WORK TO BE COMPLETED>
Wherever the string "data" occurs in a line of these records, report that line.

Records from a collection
···

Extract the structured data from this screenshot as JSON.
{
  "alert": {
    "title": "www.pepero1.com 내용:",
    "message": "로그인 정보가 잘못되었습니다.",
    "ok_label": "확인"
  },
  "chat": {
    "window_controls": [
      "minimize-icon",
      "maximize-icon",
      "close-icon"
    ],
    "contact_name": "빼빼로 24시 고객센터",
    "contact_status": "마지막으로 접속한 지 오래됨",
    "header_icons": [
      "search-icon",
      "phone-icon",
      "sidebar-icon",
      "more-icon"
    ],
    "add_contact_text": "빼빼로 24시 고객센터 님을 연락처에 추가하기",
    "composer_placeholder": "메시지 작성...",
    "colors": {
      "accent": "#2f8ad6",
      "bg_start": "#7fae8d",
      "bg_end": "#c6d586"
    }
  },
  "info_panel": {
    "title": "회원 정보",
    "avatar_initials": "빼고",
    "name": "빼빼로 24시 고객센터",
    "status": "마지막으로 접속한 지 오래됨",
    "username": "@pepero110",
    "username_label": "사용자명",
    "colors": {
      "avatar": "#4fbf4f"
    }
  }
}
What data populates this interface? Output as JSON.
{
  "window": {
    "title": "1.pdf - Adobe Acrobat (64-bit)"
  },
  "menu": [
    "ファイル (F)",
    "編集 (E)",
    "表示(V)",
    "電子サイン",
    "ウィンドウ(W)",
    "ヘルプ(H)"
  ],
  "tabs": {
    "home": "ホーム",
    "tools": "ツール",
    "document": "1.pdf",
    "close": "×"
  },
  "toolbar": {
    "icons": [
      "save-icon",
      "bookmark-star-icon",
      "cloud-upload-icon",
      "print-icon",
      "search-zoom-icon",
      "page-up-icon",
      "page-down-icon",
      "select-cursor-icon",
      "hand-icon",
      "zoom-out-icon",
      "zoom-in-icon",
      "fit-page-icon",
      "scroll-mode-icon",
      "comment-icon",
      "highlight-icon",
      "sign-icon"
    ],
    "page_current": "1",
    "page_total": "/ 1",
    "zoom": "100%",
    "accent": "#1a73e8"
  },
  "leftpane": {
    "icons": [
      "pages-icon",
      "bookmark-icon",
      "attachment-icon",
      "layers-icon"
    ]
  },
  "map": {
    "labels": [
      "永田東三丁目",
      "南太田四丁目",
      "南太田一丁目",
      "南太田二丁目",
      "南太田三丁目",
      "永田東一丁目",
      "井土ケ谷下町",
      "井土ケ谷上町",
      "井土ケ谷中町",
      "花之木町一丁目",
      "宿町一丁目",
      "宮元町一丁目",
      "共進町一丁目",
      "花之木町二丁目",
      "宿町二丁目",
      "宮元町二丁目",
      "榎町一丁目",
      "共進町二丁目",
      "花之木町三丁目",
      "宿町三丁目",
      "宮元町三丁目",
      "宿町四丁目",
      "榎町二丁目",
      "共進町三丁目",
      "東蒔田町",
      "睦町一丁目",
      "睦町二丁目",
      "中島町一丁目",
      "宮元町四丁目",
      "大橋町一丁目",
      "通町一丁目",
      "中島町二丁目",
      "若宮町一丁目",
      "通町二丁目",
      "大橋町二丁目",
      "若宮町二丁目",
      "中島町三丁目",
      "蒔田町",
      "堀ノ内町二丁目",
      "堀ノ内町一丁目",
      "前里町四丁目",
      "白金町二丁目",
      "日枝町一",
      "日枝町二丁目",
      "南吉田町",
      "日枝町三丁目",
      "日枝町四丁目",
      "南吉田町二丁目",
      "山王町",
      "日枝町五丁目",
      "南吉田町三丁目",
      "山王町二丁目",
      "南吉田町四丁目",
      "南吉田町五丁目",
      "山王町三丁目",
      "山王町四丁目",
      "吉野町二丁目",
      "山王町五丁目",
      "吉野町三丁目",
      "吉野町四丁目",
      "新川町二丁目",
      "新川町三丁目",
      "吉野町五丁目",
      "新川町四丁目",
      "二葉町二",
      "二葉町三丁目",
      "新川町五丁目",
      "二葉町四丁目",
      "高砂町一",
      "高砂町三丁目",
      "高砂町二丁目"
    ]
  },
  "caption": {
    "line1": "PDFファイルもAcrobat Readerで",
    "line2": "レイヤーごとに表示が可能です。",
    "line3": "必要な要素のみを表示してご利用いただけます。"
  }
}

···

ANSWER>
Extract the structured data from this screenshot as JSON.
What data populates this interface? Output as JSON.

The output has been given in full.